Directions for this task ▸
Beneath this sentence is a set of records; write each of them out exactly.

Collection entries
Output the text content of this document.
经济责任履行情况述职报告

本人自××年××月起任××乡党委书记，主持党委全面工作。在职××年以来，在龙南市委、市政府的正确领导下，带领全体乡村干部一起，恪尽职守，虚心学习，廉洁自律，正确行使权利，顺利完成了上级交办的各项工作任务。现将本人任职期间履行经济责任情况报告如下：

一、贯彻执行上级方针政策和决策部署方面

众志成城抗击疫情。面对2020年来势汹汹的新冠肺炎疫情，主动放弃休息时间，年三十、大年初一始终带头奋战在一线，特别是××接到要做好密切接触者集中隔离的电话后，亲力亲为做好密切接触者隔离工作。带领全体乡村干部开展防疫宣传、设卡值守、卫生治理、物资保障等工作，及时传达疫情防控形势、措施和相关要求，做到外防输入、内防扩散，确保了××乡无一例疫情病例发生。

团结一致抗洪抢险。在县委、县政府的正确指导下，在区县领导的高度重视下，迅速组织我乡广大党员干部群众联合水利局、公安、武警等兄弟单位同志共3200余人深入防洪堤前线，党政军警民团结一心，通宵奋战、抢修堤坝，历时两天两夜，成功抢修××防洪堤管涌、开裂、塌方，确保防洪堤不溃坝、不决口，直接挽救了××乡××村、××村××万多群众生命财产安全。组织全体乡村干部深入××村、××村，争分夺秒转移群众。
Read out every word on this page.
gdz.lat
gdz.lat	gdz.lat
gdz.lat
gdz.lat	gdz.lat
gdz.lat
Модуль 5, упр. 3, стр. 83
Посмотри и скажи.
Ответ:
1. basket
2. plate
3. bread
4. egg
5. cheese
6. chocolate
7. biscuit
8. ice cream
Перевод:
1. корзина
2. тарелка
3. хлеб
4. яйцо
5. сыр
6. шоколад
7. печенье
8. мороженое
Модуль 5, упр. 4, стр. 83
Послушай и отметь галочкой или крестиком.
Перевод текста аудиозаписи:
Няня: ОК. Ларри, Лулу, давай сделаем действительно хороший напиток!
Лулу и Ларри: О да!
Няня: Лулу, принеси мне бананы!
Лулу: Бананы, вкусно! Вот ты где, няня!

Written response ▸
Output the text content of this document.
经济责任履行情况述职报告

本人自××年××月起任××乡党委书记，主持党委全面工作。在职××年以来，在龙南市委、市政府的正确领导下，带领全体乡村干部一起，恪尽职守，虚心学习，廉洁自律，正确行使权利，顺利完成了上级交办的各项工作任务。现将本人任职期间履行经济责任情况报告如下：

一、贯彻执行上级方针政策和决策部署方面

众志成城抗击疫情。面对2020年来势汹汹的新冠肺炎疫情，主动放弃休息时间，年三十、大年初一始终带头奋战在一线，特别是××接到要做好密切接触者集中隔离的电话后，亲力亲为做好密切接触者隔离工作。带领全体乡村干部开展防疫宣传、设卡值守、卫生治理、物资保障等工作，及时传达疫情防控形势、措施和相关要求，做到外防输入、内防扩散，确保了××乡无一例疫情病例发生。

团结一致抗洪抢险。在县委、县政府的正确指导下，在区县领导的高度重视下，迅速组织我乡广大党员干部群众联合水利局、公安、武警等兄弟单位同志共3200余人深入防洪堤前线，党政军警民团结一心，通宵奋战、抢修堤坝，历时两天两夜，成功抢修××防洪堤管涌、开裂、塌方，确保防洪堤不溃坝、不决口，直接挽救了××乡××村、××村××万多群众生命财产安全。组织全体乡村干部深入××村、××村，争分夺秒转移群众。
Read out every word on this page.
gdz.lat
gdz.lat	gdz.lat
gdz.lat
gdz.lat	gdz.lat
gdz.lat
Модуль 5, упр. 3, стр. 83
Посмотри и скажи.
Ответ:
1. basket
2. plate
3. bread
4. egg
5. cheese
6. chocolate
7. biscuit
8. ice cream
Перевод:
1. корзина
2. тарелка
3. хлеб
4. яйцо
5. сыр
6. шоколад
7. печенье
8. мороженое
Модуль 5, упр. 4, стр. 83
Послушай и отметь галочкой или крестиком.
Перевод текста аудиозаписи:
Няня: ОК. Ларри, Лулу, давай сделаем действительно хороший напиток!
Лулу и Ларри: О да!
Няня: Лулу, принеси мне бананы!
Лулу: Бананы, вкусно! Вот ты где, няня!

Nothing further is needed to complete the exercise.